**Your objective:** In the Python scraping page below, which argument is passed to the Chrome options through add_argument?

IndexError: list index out of range in if else when condition matches-CodePudding

This code scrapes Oddsortal website:

import pandas as pd
from bs4 import BeautifulSoup as bs
from selenium import webdriver
import threading
from multiprocessing.pool import ThreadPool
import os
import re
from math import nan


class Driver:
    def __init__(self):
        options = webdriver.ChromeOptions()
        options.add_argument("--headless")
        # Un-comment next line to supress logging:
        options.add_experimental_option('excludeSwitches', ['enable-logging'])
        self.driver = webdriver.Chrome(options=options)

    def __del__(self):
        self.driver.quit()  # clean up driver when we are cleaned up
        # print('The driver has been "quitted".')


threadLocal = threading.local()


def create_driver():
    the_driver = getattr(threadLocal, 'the_driver', None)
    if the_driver is None:
        the_driver = Driver()
        setattr(threadLocal, 'the_driver', the_driver)
    return the_driver.driver


class GameData:
    def __init__(self):
        self.date = []
        self.time = []
        self.game = []
        self.score = []
        self.home_odds = []
        self.draw_odds = []
        self.away_odds = []
        self.country = []
        self.league = []


def generate_matches(table):
    tr_tags = table.findAll('tr')
    for tr_tag in tr_tags:
        if 'class' in tr_tag.attrs and 'dark' in tr_tag['class']:
            th_tag = tr_tag.find('th', {'class': 'first2 tl'})

**Stored data:**
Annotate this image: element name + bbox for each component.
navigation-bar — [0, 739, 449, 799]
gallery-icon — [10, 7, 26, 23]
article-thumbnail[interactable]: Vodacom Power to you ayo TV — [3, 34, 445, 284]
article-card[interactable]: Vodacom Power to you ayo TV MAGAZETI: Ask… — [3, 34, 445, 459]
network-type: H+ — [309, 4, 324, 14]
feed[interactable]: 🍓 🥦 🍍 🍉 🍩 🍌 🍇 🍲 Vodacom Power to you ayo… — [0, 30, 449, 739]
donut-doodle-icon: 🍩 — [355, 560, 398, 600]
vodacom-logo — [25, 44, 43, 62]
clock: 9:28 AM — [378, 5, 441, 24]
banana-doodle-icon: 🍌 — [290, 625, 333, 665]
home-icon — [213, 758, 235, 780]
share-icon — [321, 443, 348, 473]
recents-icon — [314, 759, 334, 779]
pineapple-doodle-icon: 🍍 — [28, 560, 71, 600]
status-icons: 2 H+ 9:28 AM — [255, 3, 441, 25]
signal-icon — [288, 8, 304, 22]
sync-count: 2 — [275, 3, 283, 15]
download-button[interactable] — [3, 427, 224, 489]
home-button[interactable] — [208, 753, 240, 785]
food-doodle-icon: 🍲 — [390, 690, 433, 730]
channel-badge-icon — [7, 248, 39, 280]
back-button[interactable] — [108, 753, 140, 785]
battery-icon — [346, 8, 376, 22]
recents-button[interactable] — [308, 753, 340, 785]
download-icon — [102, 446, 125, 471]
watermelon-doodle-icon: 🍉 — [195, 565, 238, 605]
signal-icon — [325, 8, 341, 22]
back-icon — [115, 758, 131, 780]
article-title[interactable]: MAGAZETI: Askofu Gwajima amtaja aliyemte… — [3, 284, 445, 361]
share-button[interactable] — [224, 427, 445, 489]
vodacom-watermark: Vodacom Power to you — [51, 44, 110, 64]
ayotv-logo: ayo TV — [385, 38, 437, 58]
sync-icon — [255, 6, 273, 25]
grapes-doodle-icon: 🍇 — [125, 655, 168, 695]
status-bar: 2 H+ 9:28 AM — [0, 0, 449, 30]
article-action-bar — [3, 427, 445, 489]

**Exercise output:** "--headless"